REQUIRED WORK
In the data that follows, count each line holding the string "arms"; answer with the number only.

DATA SHOWN
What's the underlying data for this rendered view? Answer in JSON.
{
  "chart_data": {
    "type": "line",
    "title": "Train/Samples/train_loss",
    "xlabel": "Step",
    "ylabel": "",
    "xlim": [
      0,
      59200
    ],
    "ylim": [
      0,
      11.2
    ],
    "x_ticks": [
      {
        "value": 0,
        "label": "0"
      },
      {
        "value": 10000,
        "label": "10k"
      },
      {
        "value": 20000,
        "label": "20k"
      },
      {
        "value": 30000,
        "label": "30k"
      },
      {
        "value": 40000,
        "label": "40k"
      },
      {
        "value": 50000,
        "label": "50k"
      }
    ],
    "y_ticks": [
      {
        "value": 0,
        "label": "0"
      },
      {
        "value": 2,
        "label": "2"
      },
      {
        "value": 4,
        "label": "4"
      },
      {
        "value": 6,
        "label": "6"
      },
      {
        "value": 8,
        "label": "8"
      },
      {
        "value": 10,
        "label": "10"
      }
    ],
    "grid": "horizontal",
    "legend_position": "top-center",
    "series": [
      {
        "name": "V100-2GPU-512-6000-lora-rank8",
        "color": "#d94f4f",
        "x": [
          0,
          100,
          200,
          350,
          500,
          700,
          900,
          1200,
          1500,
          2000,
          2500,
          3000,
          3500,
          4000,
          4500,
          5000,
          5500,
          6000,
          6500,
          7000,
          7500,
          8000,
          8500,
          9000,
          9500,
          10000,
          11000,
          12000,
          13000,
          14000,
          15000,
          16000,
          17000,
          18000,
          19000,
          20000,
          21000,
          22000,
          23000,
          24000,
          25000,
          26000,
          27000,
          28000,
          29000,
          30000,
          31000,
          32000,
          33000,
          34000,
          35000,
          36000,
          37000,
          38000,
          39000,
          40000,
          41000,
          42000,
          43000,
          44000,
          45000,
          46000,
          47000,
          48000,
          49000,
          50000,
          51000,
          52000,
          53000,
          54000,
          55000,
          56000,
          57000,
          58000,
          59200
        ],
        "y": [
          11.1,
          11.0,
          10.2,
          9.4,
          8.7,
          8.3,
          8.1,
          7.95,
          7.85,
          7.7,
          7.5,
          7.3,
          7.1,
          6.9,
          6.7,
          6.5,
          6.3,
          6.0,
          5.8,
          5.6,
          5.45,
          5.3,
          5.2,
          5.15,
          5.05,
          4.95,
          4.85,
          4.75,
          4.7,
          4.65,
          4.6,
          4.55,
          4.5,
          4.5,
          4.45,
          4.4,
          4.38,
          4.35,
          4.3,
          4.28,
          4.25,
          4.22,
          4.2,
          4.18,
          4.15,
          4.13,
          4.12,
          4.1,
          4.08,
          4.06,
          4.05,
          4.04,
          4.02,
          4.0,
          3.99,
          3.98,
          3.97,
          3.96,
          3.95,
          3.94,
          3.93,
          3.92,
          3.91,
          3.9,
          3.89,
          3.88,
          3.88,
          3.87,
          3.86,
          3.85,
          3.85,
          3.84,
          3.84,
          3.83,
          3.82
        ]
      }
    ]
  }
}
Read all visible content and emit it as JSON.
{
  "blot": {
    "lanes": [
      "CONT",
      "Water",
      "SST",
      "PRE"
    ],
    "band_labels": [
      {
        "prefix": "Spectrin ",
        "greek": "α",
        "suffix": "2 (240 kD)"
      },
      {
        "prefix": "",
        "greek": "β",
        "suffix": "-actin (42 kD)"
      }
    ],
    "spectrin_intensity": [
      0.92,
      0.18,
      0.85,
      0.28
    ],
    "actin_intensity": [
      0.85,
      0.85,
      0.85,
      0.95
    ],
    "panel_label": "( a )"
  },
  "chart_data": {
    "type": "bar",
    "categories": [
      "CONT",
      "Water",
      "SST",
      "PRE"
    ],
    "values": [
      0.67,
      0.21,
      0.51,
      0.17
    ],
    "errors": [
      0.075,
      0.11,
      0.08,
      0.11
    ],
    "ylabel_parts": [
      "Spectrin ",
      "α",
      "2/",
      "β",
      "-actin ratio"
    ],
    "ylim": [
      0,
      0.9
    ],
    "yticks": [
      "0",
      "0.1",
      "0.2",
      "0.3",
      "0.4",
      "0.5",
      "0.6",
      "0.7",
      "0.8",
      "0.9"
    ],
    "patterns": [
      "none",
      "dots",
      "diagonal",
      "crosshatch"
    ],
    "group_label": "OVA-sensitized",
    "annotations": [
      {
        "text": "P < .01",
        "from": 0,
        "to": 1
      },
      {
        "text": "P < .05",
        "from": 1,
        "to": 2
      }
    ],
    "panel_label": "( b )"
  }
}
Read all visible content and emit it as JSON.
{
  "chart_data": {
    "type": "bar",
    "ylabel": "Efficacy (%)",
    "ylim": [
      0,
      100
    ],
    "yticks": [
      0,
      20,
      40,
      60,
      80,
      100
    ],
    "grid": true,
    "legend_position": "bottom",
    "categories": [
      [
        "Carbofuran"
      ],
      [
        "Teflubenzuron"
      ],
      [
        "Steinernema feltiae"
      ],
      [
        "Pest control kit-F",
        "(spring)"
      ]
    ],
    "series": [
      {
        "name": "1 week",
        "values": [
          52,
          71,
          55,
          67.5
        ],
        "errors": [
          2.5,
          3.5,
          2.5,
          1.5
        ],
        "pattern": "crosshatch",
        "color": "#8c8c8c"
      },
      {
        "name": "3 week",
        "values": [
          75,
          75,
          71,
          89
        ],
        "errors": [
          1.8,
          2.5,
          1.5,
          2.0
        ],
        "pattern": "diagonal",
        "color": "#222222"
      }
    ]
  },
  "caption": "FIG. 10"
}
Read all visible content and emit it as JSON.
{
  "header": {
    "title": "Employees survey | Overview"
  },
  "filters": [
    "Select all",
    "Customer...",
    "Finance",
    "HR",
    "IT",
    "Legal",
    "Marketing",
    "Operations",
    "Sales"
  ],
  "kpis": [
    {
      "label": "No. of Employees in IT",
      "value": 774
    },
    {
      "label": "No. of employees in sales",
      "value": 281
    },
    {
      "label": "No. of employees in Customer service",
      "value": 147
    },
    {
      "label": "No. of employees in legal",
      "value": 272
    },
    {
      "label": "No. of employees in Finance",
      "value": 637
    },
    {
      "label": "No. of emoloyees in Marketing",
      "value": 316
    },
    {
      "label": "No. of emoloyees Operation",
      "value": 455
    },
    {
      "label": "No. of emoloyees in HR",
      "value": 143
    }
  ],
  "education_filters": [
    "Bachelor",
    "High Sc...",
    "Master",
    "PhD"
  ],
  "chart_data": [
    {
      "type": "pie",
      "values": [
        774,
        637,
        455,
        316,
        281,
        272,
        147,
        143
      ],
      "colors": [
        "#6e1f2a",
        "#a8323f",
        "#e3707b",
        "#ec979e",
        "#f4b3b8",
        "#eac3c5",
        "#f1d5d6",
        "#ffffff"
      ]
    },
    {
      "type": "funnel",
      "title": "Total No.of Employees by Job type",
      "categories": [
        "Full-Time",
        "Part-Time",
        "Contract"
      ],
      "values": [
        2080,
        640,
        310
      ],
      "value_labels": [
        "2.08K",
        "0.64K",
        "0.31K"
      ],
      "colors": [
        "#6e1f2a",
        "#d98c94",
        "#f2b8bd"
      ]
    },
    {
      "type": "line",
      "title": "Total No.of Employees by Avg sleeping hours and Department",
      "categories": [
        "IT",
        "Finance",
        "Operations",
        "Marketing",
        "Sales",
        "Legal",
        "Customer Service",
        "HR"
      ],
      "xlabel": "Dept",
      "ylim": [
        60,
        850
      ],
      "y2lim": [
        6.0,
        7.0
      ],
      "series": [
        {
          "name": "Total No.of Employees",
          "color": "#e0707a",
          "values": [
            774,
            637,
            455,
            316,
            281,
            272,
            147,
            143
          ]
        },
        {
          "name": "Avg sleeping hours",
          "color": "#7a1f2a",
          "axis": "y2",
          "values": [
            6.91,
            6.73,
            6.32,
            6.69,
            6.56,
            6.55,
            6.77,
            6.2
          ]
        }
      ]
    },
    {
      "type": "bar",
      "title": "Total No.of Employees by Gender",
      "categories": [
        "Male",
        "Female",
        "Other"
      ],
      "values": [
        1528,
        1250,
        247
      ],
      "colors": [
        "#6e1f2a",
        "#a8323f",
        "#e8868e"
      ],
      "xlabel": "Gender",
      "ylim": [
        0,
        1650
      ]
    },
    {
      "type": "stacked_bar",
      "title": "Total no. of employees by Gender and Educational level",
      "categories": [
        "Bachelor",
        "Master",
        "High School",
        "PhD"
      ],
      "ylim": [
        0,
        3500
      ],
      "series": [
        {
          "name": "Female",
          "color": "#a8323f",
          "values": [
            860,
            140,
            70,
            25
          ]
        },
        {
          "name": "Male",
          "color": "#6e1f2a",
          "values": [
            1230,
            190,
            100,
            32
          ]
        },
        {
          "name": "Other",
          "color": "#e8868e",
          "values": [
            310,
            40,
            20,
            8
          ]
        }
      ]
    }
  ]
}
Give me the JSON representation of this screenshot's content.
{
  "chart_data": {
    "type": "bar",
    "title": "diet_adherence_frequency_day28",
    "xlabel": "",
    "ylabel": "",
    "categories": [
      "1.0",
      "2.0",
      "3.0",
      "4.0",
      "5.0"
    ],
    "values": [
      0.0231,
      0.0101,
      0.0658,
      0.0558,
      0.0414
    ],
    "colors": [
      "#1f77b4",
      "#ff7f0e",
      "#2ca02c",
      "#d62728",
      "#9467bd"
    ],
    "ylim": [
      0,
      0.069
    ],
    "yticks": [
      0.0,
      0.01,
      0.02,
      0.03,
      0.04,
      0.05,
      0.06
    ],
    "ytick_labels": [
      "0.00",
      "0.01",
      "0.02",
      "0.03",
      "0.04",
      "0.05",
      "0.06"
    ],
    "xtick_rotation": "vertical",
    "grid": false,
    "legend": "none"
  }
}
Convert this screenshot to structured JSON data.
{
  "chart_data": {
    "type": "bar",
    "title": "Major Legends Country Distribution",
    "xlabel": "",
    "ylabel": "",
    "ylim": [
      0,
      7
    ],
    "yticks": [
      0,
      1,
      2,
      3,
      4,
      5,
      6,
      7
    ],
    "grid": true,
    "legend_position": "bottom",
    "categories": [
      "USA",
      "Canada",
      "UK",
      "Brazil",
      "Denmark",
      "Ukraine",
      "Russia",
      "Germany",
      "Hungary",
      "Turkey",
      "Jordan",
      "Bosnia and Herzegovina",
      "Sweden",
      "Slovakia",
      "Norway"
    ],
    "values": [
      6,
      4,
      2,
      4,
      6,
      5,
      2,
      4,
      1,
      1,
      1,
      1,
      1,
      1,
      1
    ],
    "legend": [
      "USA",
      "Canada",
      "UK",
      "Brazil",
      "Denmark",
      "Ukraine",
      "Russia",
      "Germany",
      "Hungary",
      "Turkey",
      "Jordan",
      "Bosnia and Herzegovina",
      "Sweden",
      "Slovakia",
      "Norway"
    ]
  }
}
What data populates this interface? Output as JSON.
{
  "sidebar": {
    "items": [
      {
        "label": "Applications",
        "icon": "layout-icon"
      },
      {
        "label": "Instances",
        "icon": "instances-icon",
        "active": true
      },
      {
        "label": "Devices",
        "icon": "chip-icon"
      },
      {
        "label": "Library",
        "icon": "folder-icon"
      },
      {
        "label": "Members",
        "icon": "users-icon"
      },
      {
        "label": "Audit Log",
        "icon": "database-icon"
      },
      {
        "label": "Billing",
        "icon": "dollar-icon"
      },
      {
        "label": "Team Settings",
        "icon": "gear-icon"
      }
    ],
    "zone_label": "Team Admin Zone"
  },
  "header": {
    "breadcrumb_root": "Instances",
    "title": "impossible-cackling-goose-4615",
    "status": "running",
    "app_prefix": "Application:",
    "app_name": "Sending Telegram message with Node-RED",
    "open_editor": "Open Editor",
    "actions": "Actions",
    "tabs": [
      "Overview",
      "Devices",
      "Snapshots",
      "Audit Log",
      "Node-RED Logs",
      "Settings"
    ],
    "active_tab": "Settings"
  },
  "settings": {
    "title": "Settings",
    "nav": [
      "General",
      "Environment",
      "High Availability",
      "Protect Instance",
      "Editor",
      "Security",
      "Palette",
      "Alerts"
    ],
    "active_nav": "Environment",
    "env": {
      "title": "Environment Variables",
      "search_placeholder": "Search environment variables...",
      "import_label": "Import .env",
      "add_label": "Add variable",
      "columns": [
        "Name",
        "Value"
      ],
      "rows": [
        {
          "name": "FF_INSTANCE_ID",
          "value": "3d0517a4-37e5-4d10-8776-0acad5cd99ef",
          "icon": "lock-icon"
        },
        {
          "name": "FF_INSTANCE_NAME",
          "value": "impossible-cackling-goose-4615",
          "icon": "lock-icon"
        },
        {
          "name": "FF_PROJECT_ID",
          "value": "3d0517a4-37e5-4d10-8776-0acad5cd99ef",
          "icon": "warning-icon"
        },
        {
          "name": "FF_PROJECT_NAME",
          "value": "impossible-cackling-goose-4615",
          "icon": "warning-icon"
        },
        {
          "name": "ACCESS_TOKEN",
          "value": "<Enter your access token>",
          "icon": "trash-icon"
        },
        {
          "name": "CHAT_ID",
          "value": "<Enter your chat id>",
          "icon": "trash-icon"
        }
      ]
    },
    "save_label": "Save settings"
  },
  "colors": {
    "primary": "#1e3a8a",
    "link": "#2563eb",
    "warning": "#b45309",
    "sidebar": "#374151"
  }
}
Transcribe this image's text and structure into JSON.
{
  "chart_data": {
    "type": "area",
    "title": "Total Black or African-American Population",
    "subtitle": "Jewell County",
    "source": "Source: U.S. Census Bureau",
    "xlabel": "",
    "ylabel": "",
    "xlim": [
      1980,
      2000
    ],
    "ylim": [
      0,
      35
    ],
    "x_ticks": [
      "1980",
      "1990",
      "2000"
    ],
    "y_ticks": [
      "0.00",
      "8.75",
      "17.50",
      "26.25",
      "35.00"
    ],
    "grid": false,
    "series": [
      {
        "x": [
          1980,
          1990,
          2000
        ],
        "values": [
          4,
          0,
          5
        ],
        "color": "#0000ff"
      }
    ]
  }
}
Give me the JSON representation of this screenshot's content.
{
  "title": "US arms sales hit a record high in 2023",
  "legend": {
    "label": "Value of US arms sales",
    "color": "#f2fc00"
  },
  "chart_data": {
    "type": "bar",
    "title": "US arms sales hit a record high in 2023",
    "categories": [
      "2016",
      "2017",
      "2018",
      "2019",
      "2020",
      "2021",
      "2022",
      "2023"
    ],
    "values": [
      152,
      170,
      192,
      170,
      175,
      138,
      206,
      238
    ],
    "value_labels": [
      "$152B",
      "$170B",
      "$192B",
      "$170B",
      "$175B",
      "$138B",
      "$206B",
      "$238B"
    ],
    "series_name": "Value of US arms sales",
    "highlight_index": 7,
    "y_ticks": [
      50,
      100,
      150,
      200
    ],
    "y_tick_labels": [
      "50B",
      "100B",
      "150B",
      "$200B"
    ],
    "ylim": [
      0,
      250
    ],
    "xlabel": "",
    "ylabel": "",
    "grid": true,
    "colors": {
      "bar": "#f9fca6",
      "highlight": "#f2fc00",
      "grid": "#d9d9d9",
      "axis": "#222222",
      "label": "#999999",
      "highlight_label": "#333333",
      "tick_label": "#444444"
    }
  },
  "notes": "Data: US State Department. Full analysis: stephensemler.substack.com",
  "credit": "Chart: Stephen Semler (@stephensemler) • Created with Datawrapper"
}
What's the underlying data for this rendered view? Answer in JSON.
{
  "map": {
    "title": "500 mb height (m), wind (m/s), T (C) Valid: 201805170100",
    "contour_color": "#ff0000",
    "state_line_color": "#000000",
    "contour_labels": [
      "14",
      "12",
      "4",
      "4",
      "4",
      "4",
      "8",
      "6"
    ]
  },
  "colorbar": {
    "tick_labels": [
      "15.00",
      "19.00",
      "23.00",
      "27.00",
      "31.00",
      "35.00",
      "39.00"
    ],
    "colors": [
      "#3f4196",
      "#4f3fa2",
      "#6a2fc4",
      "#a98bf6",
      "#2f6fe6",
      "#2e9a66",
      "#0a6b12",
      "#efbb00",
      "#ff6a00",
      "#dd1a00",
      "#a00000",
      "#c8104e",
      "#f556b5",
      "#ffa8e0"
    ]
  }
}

RESPONSE
4